> **Task directions**: Pick out each line in these entries that contains the string "территориях".

-- Start --

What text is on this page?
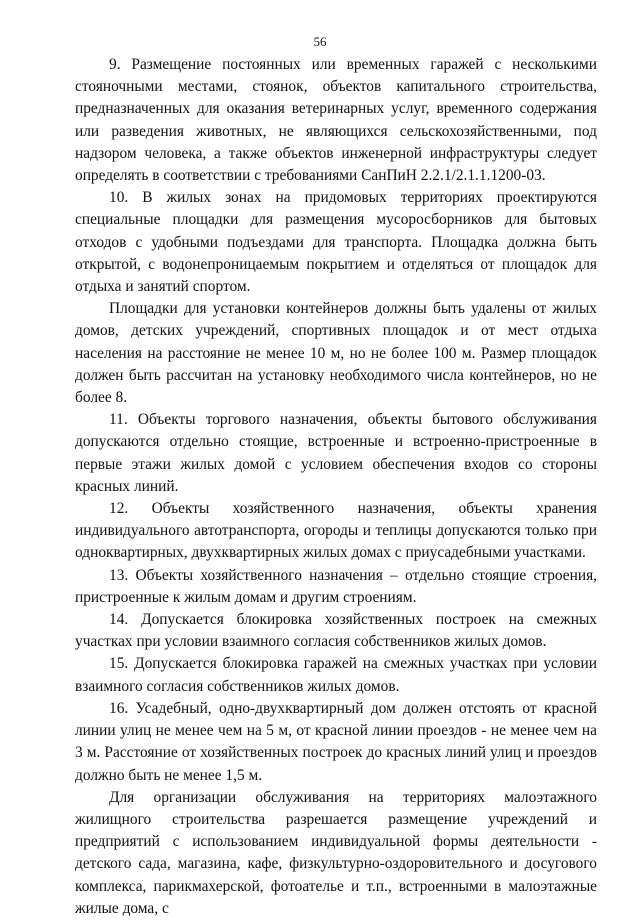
56

9. Размещение постоянных или временных гаражей с несколькими стояночными местами, стоянок, объектов капитального строительства, предназначенных для оказания ветеринарных услуг, временного содержания или разведения животных, не являющихся сельскохозяйственными, под надзором человека, а также объектов инженерной инфраструктуры следует определять в соответствии с требованиями СанПиН 2.2.1/2.1.1.1200-03.

10. В жилых зонах на придомовых территориях проектируются специальные площадки для размещения мусоросборников для бытовых отходов с удобными подъездами для транспорта. Площадка должна быть открытой, с водонепроницаемым покрытием и отделяться от площадок для отдыха и занятий спортом.

Площадки для установки контейнеров должны быть удалены от жилых домов, детских учреждений, спортивных площадок и от мест отдыха населения на расстояние не менее 10 м, но не более 100 м. Размер площадок должен быть рассчитан на установку необходимого числа контейнеров, но не более 8.

11. Объекты торгового назначения, объекты бытового обслуживания допускаются отдельно стоящие, встроенные и встроенно-пристроенные в первые этажи жилых домой с условием обеспечения входов со стороны красных линий.

12. Объекты хозяйственного назначения, объекты хранения индивидуального автотранспорта, огороды и теплицы допускаются только при одноквартирных, двухквартирных жилых домах с приусадебными участками.

13. Объекты хозяйственного назначения – отдельно стоящие строения, пристроенные к жилым домам и другим строениям.

14. Допускается блокировка хозяйственных построек на смежных участках при условии взаимного согласия собственников жилых домов.

15. Допускается блокировка гаражей на смежных участках при условии взаимного согласия собственников жилых домов.

16. Усадебный, одно-двухквартирный дом должен отстоять от красной линии улиц не менее чем на 5 м, от красной линии проездов - не менее чем на 3 м. Расстояние от хозяйственных построек до красных линий улиц и проездов должно быть не менее 1,5 м.

Для организации обслуживания на территориях малоэтажного жилищного строительства разрешается размещение учреждений и предприятий с использованием индивидуальной формы деятельности - детского сада, магазина, кафе, физкультурно-оздоровительного и досугового комплекса, парикмахерской, фотоателье и т.п., встроенными в малоэтажные жилые дома, с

-- End --

> **Solution to this exercise**:
10. В жилых зонах на придомовых территориях проектируются специальные площадки для размещения мусоросборников для бытовых отходов с удобными подъездами для транспорта. Площадка должна быть открытой, с водонепроницаемым покрытием и отделяться от площадок для отдыха и занятий спортом.
Для организации обслуживания на территориях малоэтажного жилищного строительства разрешается размещение учреждений и предприятий с использованием индивидуальной формы деятельности - детского сада, магазина, кафе, физкультурно-оздоровительного и досугового комплекса, парикмахерской, фотоателье и т.п., встроенными в малоэтажные жилые дома, с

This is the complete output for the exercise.